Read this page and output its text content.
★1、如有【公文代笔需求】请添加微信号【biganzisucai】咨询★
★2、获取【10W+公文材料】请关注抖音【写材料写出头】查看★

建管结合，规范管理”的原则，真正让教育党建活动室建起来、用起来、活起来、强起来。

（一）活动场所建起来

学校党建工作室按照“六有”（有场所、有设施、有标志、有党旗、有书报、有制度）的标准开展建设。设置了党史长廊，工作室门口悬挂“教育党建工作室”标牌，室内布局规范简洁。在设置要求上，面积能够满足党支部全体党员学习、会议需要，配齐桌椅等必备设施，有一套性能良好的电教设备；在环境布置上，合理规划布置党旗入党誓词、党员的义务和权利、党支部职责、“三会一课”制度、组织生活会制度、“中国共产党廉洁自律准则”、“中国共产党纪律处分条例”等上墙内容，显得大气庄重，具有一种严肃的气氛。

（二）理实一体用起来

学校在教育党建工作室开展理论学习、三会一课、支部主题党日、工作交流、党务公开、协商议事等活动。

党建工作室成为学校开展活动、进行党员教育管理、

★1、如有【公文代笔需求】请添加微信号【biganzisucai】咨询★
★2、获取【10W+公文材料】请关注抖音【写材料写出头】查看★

——

▶ _Required work_:
Write out the material from the first line to the last, exactly.

▶ _Written reply_:
Read this page and output its text content.
★1、如有【公文代笔需求】请添加微信号【biganzisucai】咨询★
★2、获取【10W+公文材料】请关注抖音【写材料写出头】查看★

建管结合，规范管理”的原则，真正让教育党建活动室建起来、用起来、活起来、强起来。

（一）活动场所建起来

学校党建工作室按照“六有”（有场所、有设施、有标志、有党旗、有书报、有制度）的标准开展建设。设置了党史长廊，工作室门口悬挂“教育党建工作室”标牌，室内布局规范简洁。在设置要求上，面积能够满足党支部全体党员学习、会议需要，配齐桌椅等必备设施，有一套性能良好的电教设备；在环境布置上，合理规划布置党旗入党誓词、党员的义务和权利、党支部职责、“三会一课”制度、组织生活会制度、“中国共产党廉洁自律准则”、“中国共产党纪律处分条例”等上墙内容，显得大气庄重，具有一种严肃的气氛。

（二）理实一体用起来

学校在教育党建工作室开展理论学习、三会一课、支部主题党日、工作交流、党务公开、协商议事等活动。

党建工作室成为学校开展活动、进行党员教育管理、

★1、如有【公文代笔需求】请添加微信号【biganzisucai】咨询★
★2、获取【10W+公文材料】请关注抖音【写材料写出头】查看★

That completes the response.